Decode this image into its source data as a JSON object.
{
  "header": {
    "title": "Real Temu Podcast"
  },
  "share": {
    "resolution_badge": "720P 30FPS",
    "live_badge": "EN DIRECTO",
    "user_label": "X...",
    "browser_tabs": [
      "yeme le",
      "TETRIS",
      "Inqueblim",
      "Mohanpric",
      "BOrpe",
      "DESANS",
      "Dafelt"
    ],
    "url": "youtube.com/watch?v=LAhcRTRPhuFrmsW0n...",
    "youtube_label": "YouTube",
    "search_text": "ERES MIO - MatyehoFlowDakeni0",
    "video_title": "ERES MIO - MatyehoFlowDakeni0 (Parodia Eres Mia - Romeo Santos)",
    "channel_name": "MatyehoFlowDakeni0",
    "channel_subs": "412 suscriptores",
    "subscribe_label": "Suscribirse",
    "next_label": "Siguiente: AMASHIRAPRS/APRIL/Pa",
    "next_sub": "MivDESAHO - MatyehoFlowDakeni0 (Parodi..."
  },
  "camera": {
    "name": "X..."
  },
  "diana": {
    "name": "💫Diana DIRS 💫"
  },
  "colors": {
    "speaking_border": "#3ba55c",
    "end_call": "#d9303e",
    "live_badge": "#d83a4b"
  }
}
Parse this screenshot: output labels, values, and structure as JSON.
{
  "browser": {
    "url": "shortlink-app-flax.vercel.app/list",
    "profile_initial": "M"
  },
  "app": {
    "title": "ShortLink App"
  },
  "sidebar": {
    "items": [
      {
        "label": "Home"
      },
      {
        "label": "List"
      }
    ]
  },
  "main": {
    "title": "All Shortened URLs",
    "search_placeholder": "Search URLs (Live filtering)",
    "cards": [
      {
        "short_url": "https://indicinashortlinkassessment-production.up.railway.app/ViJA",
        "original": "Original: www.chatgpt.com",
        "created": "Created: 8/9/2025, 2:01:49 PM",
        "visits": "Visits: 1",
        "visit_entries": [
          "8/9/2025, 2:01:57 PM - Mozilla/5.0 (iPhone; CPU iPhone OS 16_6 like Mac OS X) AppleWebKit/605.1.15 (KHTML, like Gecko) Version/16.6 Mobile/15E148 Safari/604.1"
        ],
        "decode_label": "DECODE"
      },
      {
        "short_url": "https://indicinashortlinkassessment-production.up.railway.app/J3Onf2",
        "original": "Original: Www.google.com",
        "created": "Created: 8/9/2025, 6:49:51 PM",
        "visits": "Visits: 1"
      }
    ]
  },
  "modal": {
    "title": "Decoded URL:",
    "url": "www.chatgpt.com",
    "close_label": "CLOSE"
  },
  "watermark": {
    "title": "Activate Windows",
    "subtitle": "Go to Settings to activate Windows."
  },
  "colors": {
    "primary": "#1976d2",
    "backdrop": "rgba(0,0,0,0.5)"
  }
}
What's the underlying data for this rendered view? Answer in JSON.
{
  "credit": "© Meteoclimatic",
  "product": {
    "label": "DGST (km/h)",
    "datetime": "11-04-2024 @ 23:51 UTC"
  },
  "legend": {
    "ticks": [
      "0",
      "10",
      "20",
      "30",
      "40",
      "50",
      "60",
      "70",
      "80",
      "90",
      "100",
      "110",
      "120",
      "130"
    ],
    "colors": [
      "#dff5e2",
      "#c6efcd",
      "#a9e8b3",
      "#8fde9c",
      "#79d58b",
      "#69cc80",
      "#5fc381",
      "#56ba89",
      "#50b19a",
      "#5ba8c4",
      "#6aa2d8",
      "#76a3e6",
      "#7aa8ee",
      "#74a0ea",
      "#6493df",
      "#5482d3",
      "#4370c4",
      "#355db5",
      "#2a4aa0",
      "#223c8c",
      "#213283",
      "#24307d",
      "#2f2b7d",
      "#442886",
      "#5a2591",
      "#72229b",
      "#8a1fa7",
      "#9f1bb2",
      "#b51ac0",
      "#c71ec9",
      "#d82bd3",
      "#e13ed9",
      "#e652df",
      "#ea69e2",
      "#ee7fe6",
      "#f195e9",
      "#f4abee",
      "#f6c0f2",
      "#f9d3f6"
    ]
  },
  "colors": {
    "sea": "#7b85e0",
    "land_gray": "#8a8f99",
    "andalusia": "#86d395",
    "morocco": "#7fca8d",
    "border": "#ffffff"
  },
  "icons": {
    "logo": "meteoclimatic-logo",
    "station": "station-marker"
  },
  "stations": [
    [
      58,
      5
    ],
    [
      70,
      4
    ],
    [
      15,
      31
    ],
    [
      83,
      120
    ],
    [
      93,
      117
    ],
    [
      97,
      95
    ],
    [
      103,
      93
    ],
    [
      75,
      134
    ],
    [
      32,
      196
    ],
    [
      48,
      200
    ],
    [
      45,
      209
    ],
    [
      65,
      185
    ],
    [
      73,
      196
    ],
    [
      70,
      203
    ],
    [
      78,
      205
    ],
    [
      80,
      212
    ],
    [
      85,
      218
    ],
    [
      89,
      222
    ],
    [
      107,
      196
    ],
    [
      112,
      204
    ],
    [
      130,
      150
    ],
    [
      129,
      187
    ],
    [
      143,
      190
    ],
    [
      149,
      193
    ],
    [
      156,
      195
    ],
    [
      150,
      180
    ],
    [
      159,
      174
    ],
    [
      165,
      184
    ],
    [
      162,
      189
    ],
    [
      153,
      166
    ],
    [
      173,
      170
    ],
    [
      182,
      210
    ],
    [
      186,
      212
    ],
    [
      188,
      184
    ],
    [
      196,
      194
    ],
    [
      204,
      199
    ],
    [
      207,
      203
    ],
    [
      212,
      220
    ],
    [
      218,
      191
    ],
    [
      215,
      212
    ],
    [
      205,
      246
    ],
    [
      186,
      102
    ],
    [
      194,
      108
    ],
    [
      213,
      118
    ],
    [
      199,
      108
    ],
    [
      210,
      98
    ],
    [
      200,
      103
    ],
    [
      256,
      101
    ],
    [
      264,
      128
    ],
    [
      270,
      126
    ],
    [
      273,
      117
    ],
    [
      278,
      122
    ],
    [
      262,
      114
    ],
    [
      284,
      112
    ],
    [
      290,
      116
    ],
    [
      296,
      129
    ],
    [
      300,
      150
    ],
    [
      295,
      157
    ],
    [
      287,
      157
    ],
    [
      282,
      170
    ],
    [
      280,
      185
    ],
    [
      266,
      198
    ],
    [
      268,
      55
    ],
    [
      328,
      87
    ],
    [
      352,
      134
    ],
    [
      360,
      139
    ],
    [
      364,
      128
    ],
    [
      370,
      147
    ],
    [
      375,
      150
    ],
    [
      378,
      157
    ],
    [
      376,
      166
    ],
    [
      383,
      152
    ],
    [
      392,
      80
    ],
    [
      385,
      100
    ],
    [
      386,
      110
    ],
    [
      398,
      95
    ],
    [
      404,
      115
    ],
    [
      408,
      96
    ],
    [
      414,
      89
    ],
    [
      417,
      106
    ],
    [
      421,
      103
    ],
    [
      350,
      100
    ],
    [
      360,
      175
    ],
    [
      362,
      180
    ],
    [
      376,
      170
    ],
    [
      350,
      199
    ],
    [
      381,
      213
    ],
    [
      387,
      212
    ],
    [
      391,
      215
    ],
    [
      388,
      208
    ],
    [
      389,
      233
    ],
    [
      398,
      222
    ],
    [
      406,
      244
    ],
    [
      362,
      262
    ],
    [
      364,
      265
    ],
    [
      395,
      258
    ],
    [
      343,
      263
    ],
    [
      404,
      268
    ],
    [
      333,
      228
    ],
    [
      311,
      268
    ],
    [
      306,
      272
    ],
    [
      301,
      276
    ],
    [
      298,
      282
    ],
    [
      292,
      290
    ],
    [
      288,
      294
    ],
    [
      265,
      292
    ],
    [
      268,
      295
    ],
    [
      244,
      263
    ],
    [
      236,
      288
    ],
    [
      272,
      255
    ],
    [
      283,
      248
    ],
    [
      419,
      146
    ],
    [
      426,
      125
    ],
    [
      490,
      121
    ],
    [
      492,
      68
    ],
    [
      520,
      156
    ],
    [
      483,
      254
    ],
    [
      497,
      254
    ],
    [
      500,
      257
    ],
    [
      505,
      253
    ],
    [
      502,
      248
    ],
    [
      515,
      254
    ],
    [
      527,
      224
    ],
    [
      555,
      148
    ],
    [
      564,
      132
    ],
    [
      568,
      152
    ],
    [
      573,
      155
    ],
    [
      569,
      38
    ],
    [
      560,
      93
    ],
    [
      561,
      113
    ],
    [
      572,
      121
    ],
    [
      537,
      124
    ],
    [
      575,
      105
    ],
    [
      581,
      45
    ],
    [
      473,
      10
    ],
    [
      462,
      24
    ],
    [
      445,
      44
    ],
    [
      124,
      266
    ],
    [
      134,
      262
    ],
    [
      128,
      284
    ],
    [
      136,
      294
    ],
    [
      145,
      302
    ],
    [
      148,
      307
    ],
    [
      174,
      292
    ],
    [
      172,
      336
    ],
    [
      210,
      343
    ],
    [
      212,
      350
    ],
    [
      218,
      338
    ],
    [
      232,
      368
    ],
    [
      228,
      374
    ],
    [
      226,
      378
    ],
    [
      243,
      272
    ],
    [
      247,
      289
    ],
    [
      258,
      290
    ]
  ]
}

····················

- **STATED EXERCISE**
Output a single number: how many lines contain the word "Created".

- **FINISHED TASK**
2